# WORK TO BE COMPLETED:
All the records that follow need to be reproduced exactly. Omit the images.

# RECORDS FOR THIS TASK:

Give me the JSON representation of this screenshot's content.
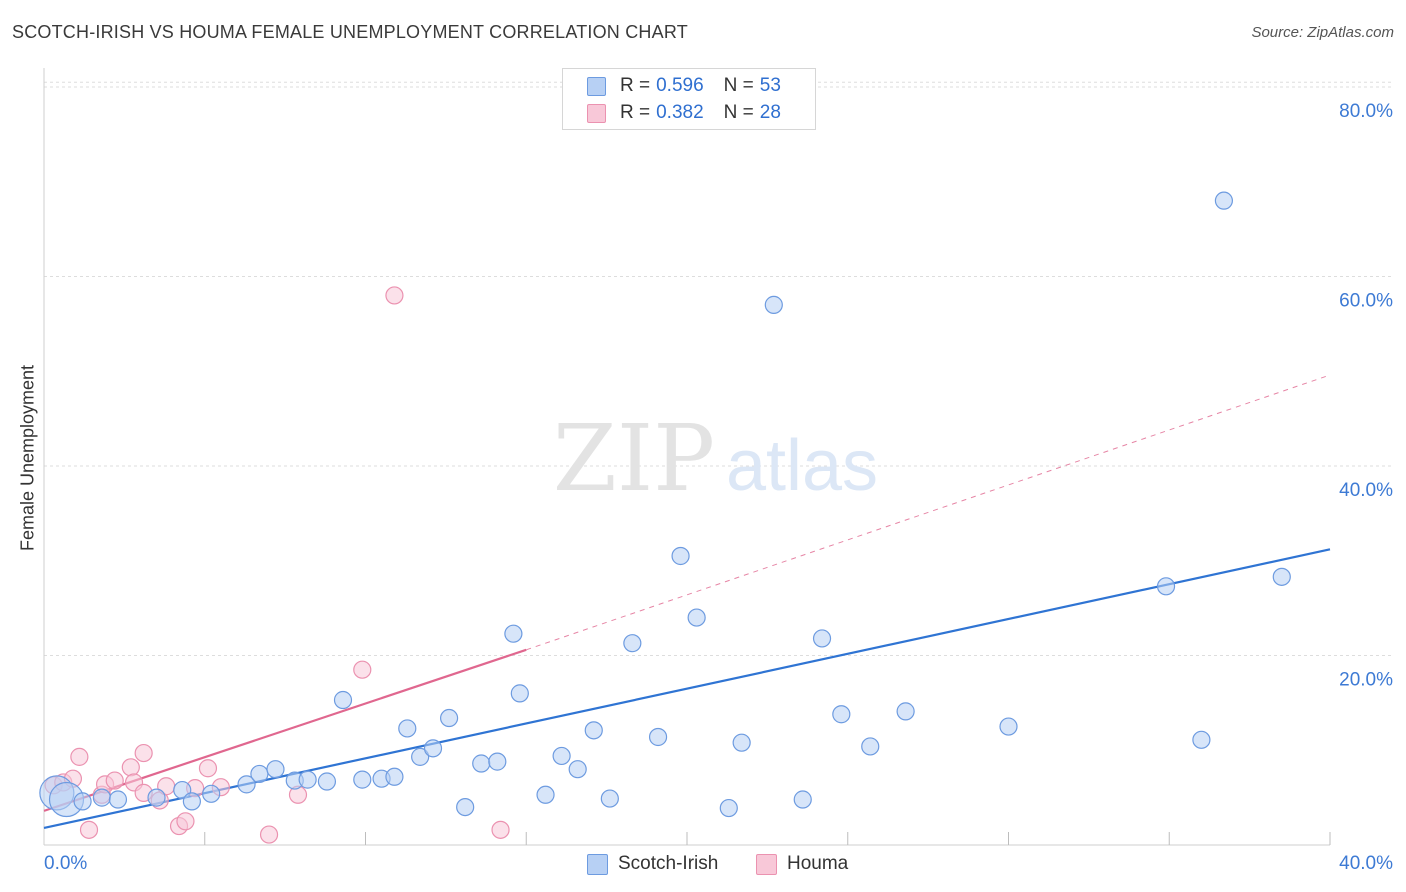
{
  "title": "SCOTCH-IRISH VS HOUMA FEMALE UNEMPLOYMENT CORRELATION CHART",
  "source": "Source: ZipAtlas.com",
  "watermark": {
    "zip": "ZIP",
    "atlas": "atlas"
  },
  "legend": {
    "scotch": {
      "r_label": "R = ",
      "r_value": "0.596",
      "n_label": "N = ",
      "n_value": "53"
    },
    "houma": {
      "r_label": "R = ",
      "r_value": "0.382",
      "n_label": "N = ",
      "n_value": "28"
    }
  },
  "bottom_legend": {
    "scotch": "Scotch-Irish",
    "houma": "Houma"
  },
  "colors": {
    "blue": "#6d9be0",
    "blue_fill": "#b7d0f4",
    "blue_line": "#2f74d3",
    "pink": "#eb92b0",
    "pink_fill": "#f8c8d8",
    "pink_line": "#e0678f",
    "tick_label": "#3d7ad4",
    "grid": "#dddddd"
  },
  "chart_data": {
    "type": "scatter",
    "title": "SCOTCH-IRISH VS HOUMA FEMALE UNEMPLOYMENT CORRELATION CHART",
    "xlabel": "",
    "ylabel": "Female Unemployment",
    "xlim": [
      0,
      40
    ],
    "ylim": [
      0,
      82
    ],
    "x_tick_labels": [
      "0.0%",
      "40.0%"
    ],
    "y_ticks": [
      20,
      40,
      60,
      80
    ],
    "y_tick_labels": [
      "20.0%",
      "40.0%",
      "60.0%",
      "80.0%"
    ],
    "grid": true,
    "series": [
      {
        "name": "Scotch-Irish",
        "r": 0.596,
        "n": 53,
        "trend": {
          "x0": 0,
          "y0": 1.8,
          "x1": 40,
          "y1": 31.2
        },
        "points": [
          [
            0.4,
            5.5,
            "large"
          ],
          [
            0.7,
            4.8,
            "large"
          ],
          [
            1.2,
            4.6
          ],
          [
            1.8,
            5.0
          ],
          [
            2.3,
            4.8
          ],
          [
            3.5,
            5.0
          ],
          [
            4.3,
            5.8
          ],
          [
            4.6,
            4.6
          ],
          [
            5.2,
            5.4
          ],
          [
            6.3,
            6.4
          ],
          [
            6.7,
            7.5
          ],
          [
            7.2,
            8.0
          ],
          [
            7.8,
            6.8
          ],
          [
            8.2,
            6.9
          ],
          [
            8.8,
            6.7
          ],
          [
            9.3,
            15.3
          ],
          [
            9.9,
            6.9
          ],
          [
            10.5,
            7.0
          ],
          [
            10.9,
            7.2
          ],
          [
            11.3,
            12.3
          ],
          [
            11.7,
            9.3
          ],
          [
            12.1,
            10.2
          ],
          [
            12.6,
            13.4
          ],
          [
            13.1,
            4.0
          ],
          [
            13.6,
            8.6
          ],
          [
            14.1,
            8.8
          ],
          [
            14.6,
            22.3
          ],
          [
            14.8,
            16.0
          ],
          [
            15.6,
            5.3
          ],
          [
            16.1,
            9.4
          ],
          [
            16.6,
            8.0
          ],
          [
            17.1,
            12.1
          ],
          [
            17.6,
            4.9
          ],
          [
            18.3,
            21.3
          ],
          [
            19.1,
            11.4
          ],
          [
            19.8,
            30.5
          ],
          [
            20.3,
            24.0
          ],
          [
            21.3,
            3.9
          ],
          [
            21.7,
            10.8
          ],
          [
            22.7,
            57.0
          ],
          [
            23.6,
            4.8
          ],
          [
            24.2,
            21.8
          ],
          [
            24.8,
            13.8
          ],
          [
            25.7,
            10.4
          ],
          [
            26.8,
            14.1
          ],
          [
            30.0,
            12.5
          ],
          [
            34.9,
            27.3
          ],
          [
            36.0,
            11.1
          ],
          [
            36.7,
            68.0
          ],
          [
            38.5,
            28.3
          ]
        ]
      },
      {
        "name": "Houma",
        "r": 0.382,
        "n": 28,
        "trend": {
          "x0": 0,
          "y0": 3.6,
          "x1": 15.0,
          "y1": 20.6,
          "x_ext": 40,
          "y_ext": 49.6
        },
        "points": [
          [
            0.3,
            6.3
          ],
          [
            0.6,
            6.6
          ],
          [
            0.9,
            7.0
          ],
          [
            1.1,
            9.3
          ],
          [
            1.4,
            1.6
          ],
          [
            1.8,
            5.3
          ],
          [
            1.9,
            6.4
          ],
          [
            2.2,
            6.8
          ],
          [
            2.7,
            8.2
          ],
          [
            2.8,
            6.6
          ],
          [
            3.1,
            9.7
          ],
          [
            3.1,
            5.5
          ],
          [
            3.6,
            4.7
          ],
          [
            3.8,
            6.2
          ],
          [
            4.2,
            2.0
          ],
          [
            4.4,
            2.5
          ],
          [
            4.7,
            6.0
          ],
          [
            5.1,
            8.1
          ],
          [
            5.5,
            6.1
          ],
          [
            7.0,
            1.1
          ],
          [
            7.9,
            5.3
          ],
          [
            9.9,
            18.5
          ],
          [
            10.9,
            58.0
          ],
          [
            14.2,
            1.6
          ]
        ]
      }
    ]
  }
}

# TASK ANSWER:
Give me the JSON representation of this screenshot's content.
{
  "title": "SCOTCH-IRISH VS HOUMA FEMALE UNEMPLOYMENT CORRELATION CHART",
  "source": "Source: ZipAtlas.com",
  "watermark": {
    "zip": "ZIP",
    "atlas": "atlas"
  },
  "legend": {
    "scotch": {
      "r_label": "R = ",
      "r_value": "0.596",
      "n_label": "N = ",
      "n_value": "53"
    },
    "houma": {
      "r_label": "R = ",
      "r_value": "0.382",
      "n_label": "N = ",
      "n_value": "28"
    }
  },
  "bottom_legend": {
    "scotch": "Scotch-Irish",
    "houma": "Houma"
  },
  "colors": {
    "blue": "#6d9be0",
    "blue_fill": "#b7d0f4",
    "blue_line": "#2f74d3",
    "pink": "#eb92b0",
    "pink_fill": "#f8c8d8",
    "pink_line": "#e0678f",
    "tick_label": "#3d7ad4",
    "grid": "#dddddd"
  },
  "chart_data": {
    "type": "scatter",
    "title": "SCOTCH-IRISH VS HOUMA FEMALE UNEMPLOYMENT CORRELATION CHART",
    "xlabel": "",
    "ylabel": "Female Unemployment",
    "xlim": [
      0,
      40
    ],
    "ylim": [
      0,
      82
    ],
    "x_tick_labels": [
      "0.0%",
      "40.0%"
    ],
    "y_ticks": [
      20,
      40,
      60,
      80
    ],
    "y_tick_labels": [
      "20.0%",
      "40.0%",
      "60.0%",
      "80.0%"
    ],
    "grid": true,
    "series": [
      {
        "name": "Scotch-Irish",
        "r": 0.596,
        "n": 53,
        "trend": {
          "x0": 0,
          "y0": 1.8,
          "x1": 40,
          "y1": 31.2
        },
        "points": [
          [
            0.4,
            5.5,
            "large"
          ],
          [
            0.7,
            4.8,
            "large"
          ],
          [
            1.2,
            4.6
          ],
          [
            1.8,
            5.0
          ],
          [
            2.3,
            4.8
          ],
          [
            3.5,
            5.0
          ],
          [
            4.3,
            5.8
          ],
          [
            4.6,
            4.6
          ],
          [
            5.2,
            5.4
          ],
          [
            6.3,
            6.4
          ],
          [
            6.7,
            7.5
          ],
          [
            7.2,
            8.0
          ],
          [
            7.8,
            6.8
          ],
          [
            8.2,
            6.9
          ],
          [
            8.8,
            6.7
          ],
          [
            9.3,
            15.3
          ],
          [
            9.9,
            6.9
          ],
          [
            10.5,
            7.0
          ],
          [
            10.9,
            7.2
          ],
          [
            11.3,
            12.3
          ],
          [
            11.7,
            9.3
          ],
          [
            12.1,
            10.2
          ],
          [
            12.6,
            13.4
          ],
          [
            13.1,
            4.0
          ],
          [
            13.6,
            8.6
          ],
          [
            14.1,
            8.8
          ],
          [
            14.6,
            22.3
          ],
          [
            14.8,
            16.0
          ],
          [
            15.6,
            5.3
          ],
          [
            16.1,
            9.4
          ],
          [
            16.6,
            8.0
          ],
          [
            17.1,
            12.1
          ],
          [
            17.6,
            4.9
          ],
          [
            18.3,
            21.3
          ],
          [
            19.1,
            11.4
          ],
          [
            19.8,
            30.5
          ],
          [
            20.3,
            24.0
          ],
          [
            21.3,
            3.9
          ],
          [
            21.7,
            10.8
          ],
          [
            22.7,
            57.0
          ],
          [
            23.6,
            4.8
          ],
          [
            24.2,
            21.8
          ],
          [
            24.8,
            13.8
          ],
          [
            25.7,
            10.4
          ],
          [
            26.8,
            14.1
          ],
          [
            30.0,
            12.5
          ],
          [
            34.9,
            27.3
          ],
          [
            36.0,
            11.1
          ],
          [
            36.7,
            68.0
          ],
          [
            38.5,
            28.3
          ]
        ]
      },
      {
        "name": "Houma",
        "r": 0.382,
        "n": 28,
        "trend": {
          "x0": 0,
          "y0": 3.6,
          "x1": 15.0,
          "y1": 20.6,
          "x_ext": 40,
          "y_ext": 49.6
        },
        "points": [
          [
            0.3,
            6.3
          ],
          [
            0.6,
            6.6
          ],
          [
            0.9,
            7.0
          ],
          [
            1.1,
            9.3
          ],
          [
            1.4,
            1.6
          ],
          [
            1.8,
            5.3
          ],
          [
            1.9,
            6.4
          ],
          [
            2.2,
            6.8
          ],
          [
            2.7,
            8.2
          ],
          [
            2.8,
            6.6
          ],
          [
            3.1,
            9.7
          ],
          [
            3.1,
            5.5
          ],
          [
            3.6,
            4.7
          ],
          [
            3.8,
            6.2
          ],
          [
            4.2,
            2.0
          ],
          [
            4.4,
            2.5
          ],
          [
            4.7,
            6.0
          ],
          [
            5.1,
            8.1
          ],
          [
            5.5,
            6.1
          ],
          [
            7.0,
            1.1
          ],
          [
            7.9,
            5.3
          ],
          [
            9.9,
            18.5
          ],
          [
            10.9,
            58.0
          ],
          [
            14.2,
            1.6
          ]
        ]
      }
    ]
  }
}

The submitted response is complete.